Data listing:
┄┄┄┄┄┄
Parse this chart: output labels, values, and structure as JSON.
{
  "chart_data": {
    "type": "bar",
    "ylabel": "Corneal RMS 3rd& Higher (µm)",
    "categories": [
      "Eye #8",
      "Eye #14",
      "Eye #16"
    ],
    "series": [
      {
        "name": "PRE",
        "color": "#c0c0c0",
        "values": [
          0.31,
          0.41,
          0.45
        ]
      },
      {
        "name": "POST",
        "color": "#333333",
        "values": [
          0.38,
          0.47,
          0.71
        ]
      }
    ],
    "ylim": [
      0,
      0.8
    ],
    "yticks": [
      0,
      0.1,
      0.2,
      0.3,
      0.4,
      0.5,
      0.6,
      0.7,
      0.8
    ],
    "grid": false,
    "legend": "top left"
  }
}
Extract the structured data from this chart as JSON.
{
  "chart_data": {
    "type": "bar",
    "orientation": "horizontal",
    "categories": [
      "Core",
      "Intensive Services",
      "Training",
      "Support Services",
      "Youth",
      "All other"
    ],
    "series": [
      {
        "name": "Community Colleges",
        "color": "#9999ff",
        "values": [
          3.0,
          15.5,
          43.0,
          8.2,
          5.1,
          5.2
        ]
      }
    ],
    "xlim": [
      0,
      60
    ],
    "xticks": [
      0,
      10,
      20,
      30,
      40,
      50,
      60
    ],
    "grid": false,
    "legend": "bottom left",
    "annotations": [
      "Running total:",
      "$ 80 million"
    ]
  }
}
┄┄┄┄┄┄
▸ Written exercise
Reproduce the material verbatim, line by line.

▸ Expected answer
Parse this chart: output labels, values, and structure as JSON.
{
  "chart_data": {
    "type": "bar",
    "ylabel": "Corneal RMS 3rd& Higher (µm)",
    "categories": [
      "Eye #8",
      "Eye #14",
      "Eye #16"
    ],
    "series": [
      {
        "name": "PRE",
        "color": "#c0c0c0",
        "values": [
          0.31,
          0.41,
          0.45
        ]
      },
      {
        "name": "POST",
        "color": "#333333",
        "values": [
          0.38,
          0.47,
          0.71
        ]
      }
    ],
    "ylim": [
      0,
      0.8
    ],
    "yticks": [
      0,
      0.1,
      0.2,
      0.3,
      0.4,
      0.5,
      0.6,
      0.7,
      0.8
    ],
    "grid": false,
    "legend": "top left"
  }
}
Extract the structured data from this chart as JSON.
{
  "chart_data": {
    "type": "bar",
    "orientation": "horizontal",
    "categories": [
      "Core",
      "Intensive Services",
      "Training",
      "Support Services",
      "Youth",
      "All other"
    ],
    "series": [
      {
        "name": "Community Colleges",
        "color": "#9999ff",
        "values": [
          3.0,
          15.5,
          43.0,
          8.2,
          5.1,
          5.2
        ]
      }
    ],
    "xlim": [
      0,
      60
    ],
    "xticks": [
      0,
      10,
      20,
      30,
      40,
      50,
      60
    ],
    "grid": false,
    "legend": "bottom left",
    "annotations": [
      "Running total:",
      "$ 80 million"
    ]
  }
}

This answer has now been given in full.